Iterator.zip()

The Iterator.zip() static method creates a new Iterator object that aggregates elements from multiple iterable objects by yielding arrays containing elements at the same position. It essentially "zips" the input iterables together, allowing simultaneous iteration over them.

The Iterator.zipKeyed() method is similar, but yields objects instead of arrays with keys you can specify.

Syntax

Iterator.zip(iterables)
Iterator.zip(iterables, options)

Parameters

iterables

An iterable of iterables whose elements are aggregated. It must be iterable and cannot be an iterator. It should be finite, although its elements can be infinite iterables. Each element must implement either the iterable protocol or, failing that, the iterator protocol. Strings are rejected: to zip strings, convert them to iterators explicitly using Iterator.from().

options Optional

An object specifying behavior in case of inconsistent input lengths. It may have the following properties:

mode Optional

One of the following:

"shortest" (default): The resulting iterator stops when one input iterable is exhausted.
"longest": The resulting iterator stops when all input iterables are exhausted. Missing values from shorter iterables are filled according to the padding option.
"strict": A TypeError is thrown if not all input iterables finish at the same time.

padding Optional

Either undefined (default) or an iterable object (not iterator). Only retrieved and validated when mode is "longest". If undefined, missing values from shorter iterables are filled with undefined. If an iterable is provided, it is iterated for the number of times equal to the number of elements in iterables as soon as Iterator.zip() is called. padding[i] is used for missing values for iterables[i] (assuming padding and iterables are provided as arrays; they don't have to be). If padding is shorter than iterables, undefined is used for the remaining iterables.

**Short task A**
In the Iterator.zip() text, what is the default value of the mode option?
**Short task B**
Rework the Iterator.zip() text: reproduce the part that opens with the words containing "The Iterator.zip() static" and closes with "Iterator.zip(iterables, options)", swapping "simultaneous" for "parallel".

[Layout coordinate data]
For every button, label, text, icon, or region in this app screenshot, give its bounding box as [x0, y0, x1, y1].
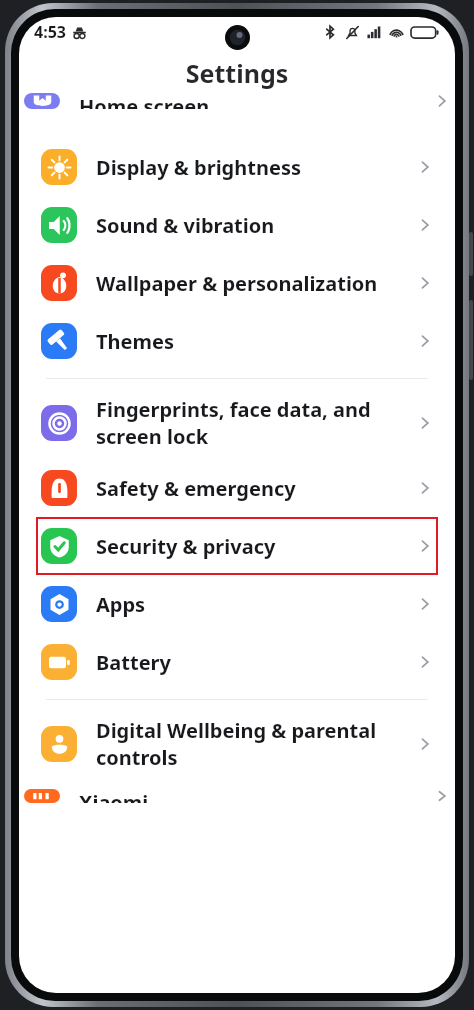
staticText: Wallpaper & personalization	[96, 270, 409, 297]
button[interactable]: Safety & emergency	[36, 459, 438, 517]
button[interactable]: Wallpaper & personalization	[36, 254, 438, 312]
staticText: Battery	[96, 649, 409, 676]
button[interactable]: Digital Wellbeing & parental controls	[36, 708, 438, 780]
staticText: 4:53	[34, 21, 66, 43]
button[interactable]: Fingerprints, face data, and screen lock	[36, 387, 438, 459]
button[interactable]: Security & privacy	[36, 517, 438, 575]
staticText: Home screen	[79, 93, 426, 109]
staticText: Xiaomi	[79, 789, 426, 803]
staticText: Settings	[19, 56, 455, 90]
staticText: Themes	[96, 328, 409, 355]
button[interactable]: Home screen	[19, 104, 455, 138]
button[interactable]: Themes	[36, 312, 438, 370]
button[interactable]: Apps	[36, 575, 438, 633]
staticText: Safety & emergency	[96, 475, 409, 502]
staticText: Sound & vibration	[96, 212, 409, 239]
button[interactable]: Xiaomi	[19, 780, 455, 812]
staticText: Digital Wellbeing & parental controls	[96, 717, 409, 771]
staticText: Security & privacy	[96, 533, 409, 560]
button[interactable]: Display & brightness	[36, 138, 438, 196]
button[interactable]: Battery	[36, 633, 438, 691]
staticText: Display & brightness	[96, 154, 409, 181]
button[interactable]: Sound & vibration	[36, 196, 438, 254]
staticText: Fingerprints, face data, and screen lock	[96, 396, 409, 450]
staticText: Apps	[96, 591, 409, 618]
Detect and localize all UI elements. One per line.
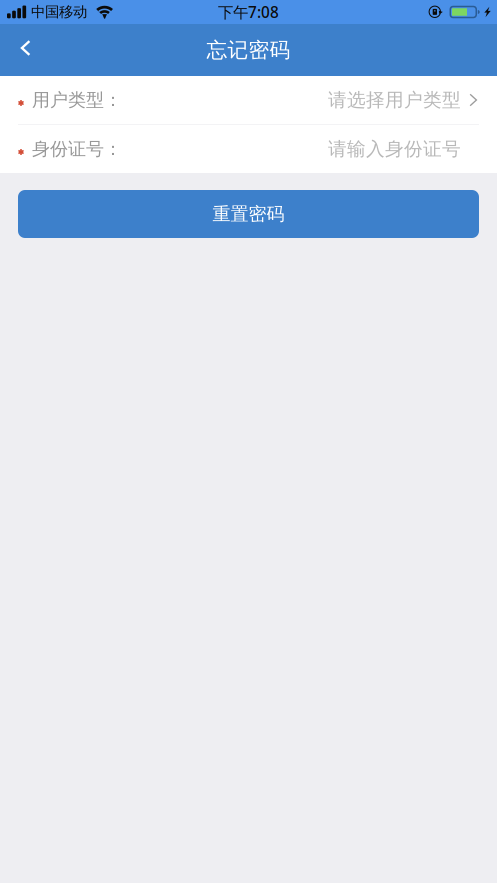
- button[interactable]: 重置密码: [18, 190, 479, 238]
- staticText: 中国移动: [31, 3, 87, 21]
- staticText: 请输入身份证号: [328, 138, 461, 160]
- button[interactable]: 用户类型：: [0, 76, 497, 124]
- button[interactable]: 身份证号：: [0, 125, 497, 173]
- staticText: 重置密码: [212, 203, 284, 225]
- staticText: 用户类型：: [32, 89, 122, 111]
- staticText: 下午7:08: [218, 2, 279, 22]
- staticText: 忘记密码: [206, 37, 290, 63]
- staticText: 请选择用户类型: [328, 88, 461, 111]
- button[interactable]: Back: [0, 24, 44, 76]
- staticText: 身份证号：: [32, 138, 122, 160]
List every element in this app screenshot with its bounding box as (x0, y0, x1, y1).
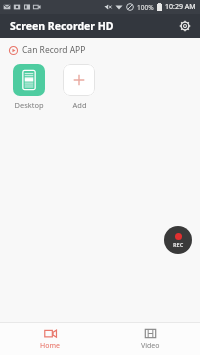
staticText: 100% (137, 3, 154, 12)
button[interactable]: Record (164, 226, 192, 254)
button[interactable]: Home (0, 323, 100, 355)
staticText: 10:29 AM (165, 2, 196, 12)
staticText: Add (72, 100, 87, 110)
button[interactable]: Video (100, 323, 200, 355)
staticText: Desktop (14, 100, 44, 110)
staticText: Screen Recorder HD (10, 19, 114, 33)
staticText: Home (40, 341, 60, 351)
button[interactable]: Desktop (12, 64, 46, 110)
staticText: REC (173, 241, 184, 248)
button[interactable]: Add (62, 64, 96, 110)
button[interactable]: Settings (176, 17, 194, 35)
staticText: Can Record APP (22, 44, 86, 56)
staticText: Video (141, 341, 160, 351)
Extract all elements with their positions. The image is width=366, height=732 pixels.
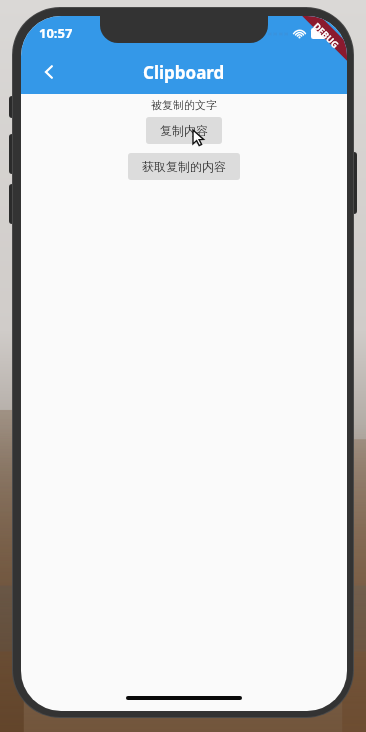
button[interactable]: Back xyxy=(29,52,69,92)
staticText: DEBUG xyxy=(311,20,342,50)
staticText: 10:57 xyxy=(39,24,73,42)
staticText: 获取复制的内容 xyxy=(142,159,226,174)
button[interactable]: 复制内容 xyxy=(146,117,222,144)
button[interactable]: 获取复制的内容 xyxy=(128,153,240,180)
staticText: 被复制的文字 xyxy=(151,98,217,112)
staticText: 复制内容 xyxy=(160,123,208,138)
staticText: Clipboard xyxy=(143,61,225,84)
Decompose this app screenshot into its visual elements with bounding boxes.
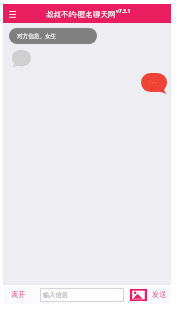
staticText: 叔叔不约·匿名聊天网 (46, 9, 116, 19)
button[interactable]: 发送 (152, 290, 171, 299)
button[interactable]: Menu (3, 5, 21, 23)
staticText: v7.3.1 (116, 8, 131, 15)
staticText: 输入信息 (43, 291, 68, 299)
staticText: 离开 (11, 290, 26, 299)
staticText: 发送 (152, 290, 167, 299)
button[interactable]: 输入信息 (40, 288, 124, 302)
button[interactable]: Send image (130, 289, 147, 301)
staticText: 对方信息、女生 (17, 33, 57, 40)
button[interactable]: 离开 (3, 290, 40, 299)
button[interactable]: 对方信息、女生 (9, 28, 97, 44)
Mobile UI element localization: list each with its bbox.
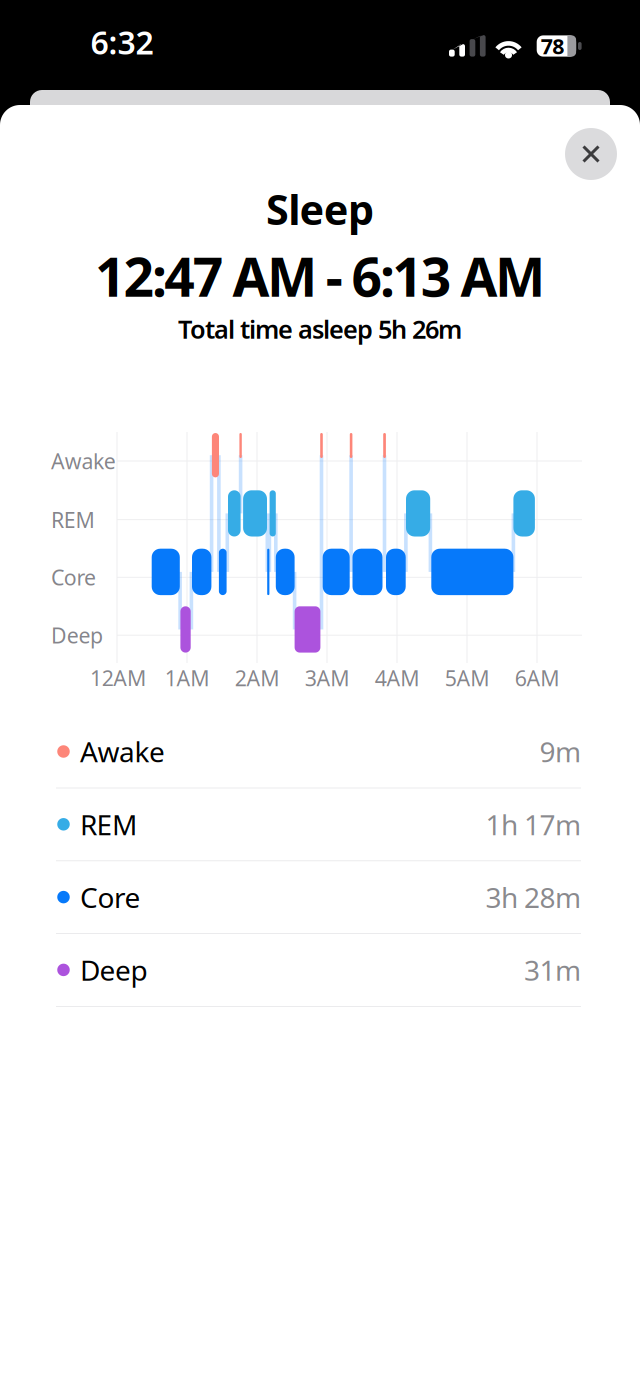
staticText: 3AM [305, 664, 349, 692]
staticText: 9m [540, 733, 581, 770]
staticText: 1AM [165, 664, 209, 692]
staticText: Awake [80, 733, 165, 770]
staticText: Sleep [266, 182, 374, 236]
staticText: 31m [524, 951, 581, 988]
staticText: 12AM [90, 664, 146, 692]
staticText: REM [80, 806, 137, 843]
staticText: 6AM [515, 664, 559, 692]
staticText: 6:32 [90, 21, 154, 63]
staticText: Core [80, 878, 140, 916]
staticText: Total time asleep 5h 26m [178, 312, 462, 346]
staticText: 3h 28m [486, 878, 581, 916]
staticText: 2AM [235, 664, 279, 692]
staticText: Deep [80, 951, 148, 988]
staticText: 78 [541, 32, 564, 60]
staticText: 1h 17m [486, 806, 581, 843]
staticText: Deep [51, 621, 103, 649]
staticText: 5AM [445, 664, 489, 692]
staticText: 4AM [375, 664, 419, 692]
staticText: REM [51, 505, 94, 534]
staticText: Core [51, 563, 96, 591]
button[interactable]: Close [565, 128, 617, 180]
staticText: 12:47 AM - 6:13 AM [95, 241, 545, 311]
staticText: Awake [51, 447, 116, 475]
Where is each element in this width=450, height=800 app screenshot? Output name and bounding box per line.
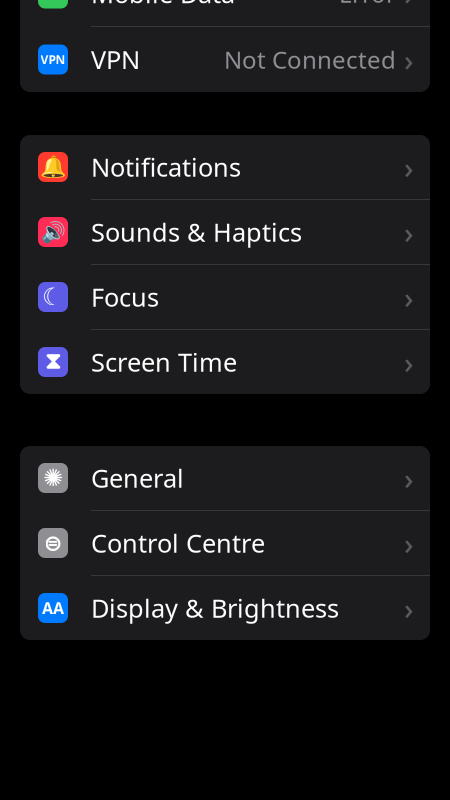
staticText: ☾ — [42, 283, 64, 311]
staticText: ⊜ — [44, 530, 62, 556]
staticText: Notifications — [91, 150, 241, 184]
staticText: › — [404, 148, 414, 186]
button[interactable]: VPN — [20, 27, 430, 92]
staticText: Sounds & Haptics — [91, 215, 302, 249]
button[interactable]: ⧗ — [20, 330, 430, 394]
staticText: › — [404, 278, 414, 316]
staticText: General — [91, 461, 184, 495]
staticText: › — [404, 212, 414, 252]
staticText: Mobile Data — [91, 0, 235, 10]
staticText: Error — [339, 0, 396, 10]
staticText: › — [404, 588, 414, 628]
staticText: › — [404, 524, 414, 562]
button[interactable]: ((↑)) — [20, 0, 430, 26]
button[interactable]: ☾ — [20, 265, 430, 329]
button[interactable]: 🔊 — [20, 200, 430, 264]
button[interactable]: ⊜ — [20, 511, 430, 575]
staticText: ⧗ — [45, 351, 61, 373]
staticText: › — [404, 0, 414, 13]
staticText: Focus — [91, 280, 159, 314]
staticText: AA — [42, 597, 64, 619]
button[interactable]: AA — [20, 576, 430, 640]
staticText: Display & Brightness — [91, 591, 339, 625]
staticText: VPN — [40, 52, 66, 67]
staticText: › — [404, 458, 414, 498]
staticText: 🔊 — [40, 221, 66, 244]
staticText: › — [404, 342, 414, 382]
staticText: Not Connected — [224, 44, 396, 76]
staticText: › — [404, 40, 414, 79]
staticText: 🔔 — [40, 155, 66, 179]
staticText: Control Centre — [91, 526, 265, 560]
staticText: VPN — [91, 43, 140, 76]
button[interactable]: ✺ — [20, 446, 430, 510]
staticText: Screen Time — [91, 345, 237, 379]
staticText: ✺ — [43, 464, 63, 492]
button[interactable]: 🔔 — [20, 135, 430, 199]
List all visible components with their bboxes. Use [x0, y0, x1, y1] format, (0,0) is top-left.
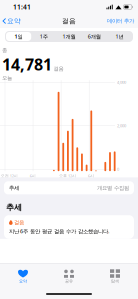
button[interactable]: 탐색: [92, 264, 138, 289]
staticText: 오전 12시: [1, 173, 18, 178]
staticText: 6시: [30, 173, 36, 178]
staticText: 14,781: [2, 54, 52, 75]
staticText: 1주: [40, 33, 48, 40]
button[interactable]: 요약: [0, 14, 24, 28]
staticText: 걸음: [62, 17, 76, 25]
staticText: 추세: [9, 185, 19, 191]
staticText: 지난 6주 동안 평균 걸음 수가 감소했습니다.: [9, 228, 109, 235]
button[interactable]: 공유: [46, 264, 92, 289]
staticText: 6시: [88, 173, 94, 178]
staticText: 공유: [65, 279, 73, 284]
button[interactable]: 요약: [0, 264, 46, 289]
button[interactable]: 1년: [107, 32, 132, 41]
staticText: 총: [2, 47, 7, 54]
staticText: 11:41: [13, 3, 31, 12]
staticText: 개요별 수집됨: [97, 185, 129, 191]
staticText: 추세: [6, 202, 22, 212]
staticText: 1일: [15, 33, 23, 40]
staticText: 요약: [7, 17, 21, 25]
staticText: 탐색: [111, 279, 119, 284]
staticText: 4,000: [117, 80, 126, 85]
button[interactable]: 걸음: [4, 215, 134, 239]
staticText: 걸음: [14, 219, 24, 226]
staticText: 1년: [115, 33, 123, 40]
staticText: 오늘: [2, 75, 12, 81]
staticText: 2,000: [117, 123, 126, 128]
button[interactable]: 추세: [4, 181, 134, 194]
staticText: 걸음: [54, 65, 64, 72]
staticText: 0: [117, 166, 119, 172]
staticText: 요약: [19, 279, 27, 284]
staticText: 6개월: [88, 33, 101, 40]
button[interactable]: 1일: [6, 32, 31, 41]
button[interactable]: 데이터 추가: [103, 14, 138, 28]
staticText: 1개월: [62, 33, 76, 40]
button[interactable]: 1주: [31, 32, 56, 41]
staticText: 데이터 추가: [107, 18, 134, 24]
staticText: 오후 12시: [59, 173, 76, 178]
button[interactable]: 6개월: [82, 32, 107, 41]
button[interactable]: 1개월: [56, 32, 82, 41]
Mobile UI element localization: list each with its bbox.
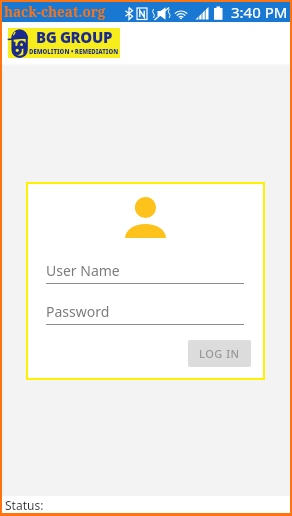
staticText: LOG IN [199,346,240,361]
staticText: Status: [5,497,44,513]
staticText: Password [46,302,110,321]
staticText: DEMOLITION • REMEDIATION [29,48,119,56]
staticText: hack-cheat.org [4,3,106,21]
button[interactable]: BG Group logo [8,28,120,58]
staticText: 3:40 PM [231,2,288,22]
staticText: BG GROUP [36,27,112,47]
button[interactable]: LOG IN [188,340,251,367]
button[interactable]: User Name [46,261,244,284]
other: Bluetooth, NFC, silent, Wi-Fi, signal, b… [2,2,290,22]
staticText: User Name [46,261,120,280]
button[interactable]: Password [46,302,244,325]
other: User avatar [121,192,171,242]
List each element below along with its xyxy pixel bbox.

**Right answer A**
The default mode is "shortest".

**Right answer B**
The Iterator.zip() static method creates a new Iterator object that aggregates elements from multiple iterable objects by yielding arrays containing elements at the same position. It essentially "zips" the input iterables together, allowing parallel iteration over them.

The Iterator.zipKeyed() method is similar, but yields objects instead of arrays with keys you can specify.

Syntax

Iterator.zip(iterables)
Iterator.zip(iterables, options)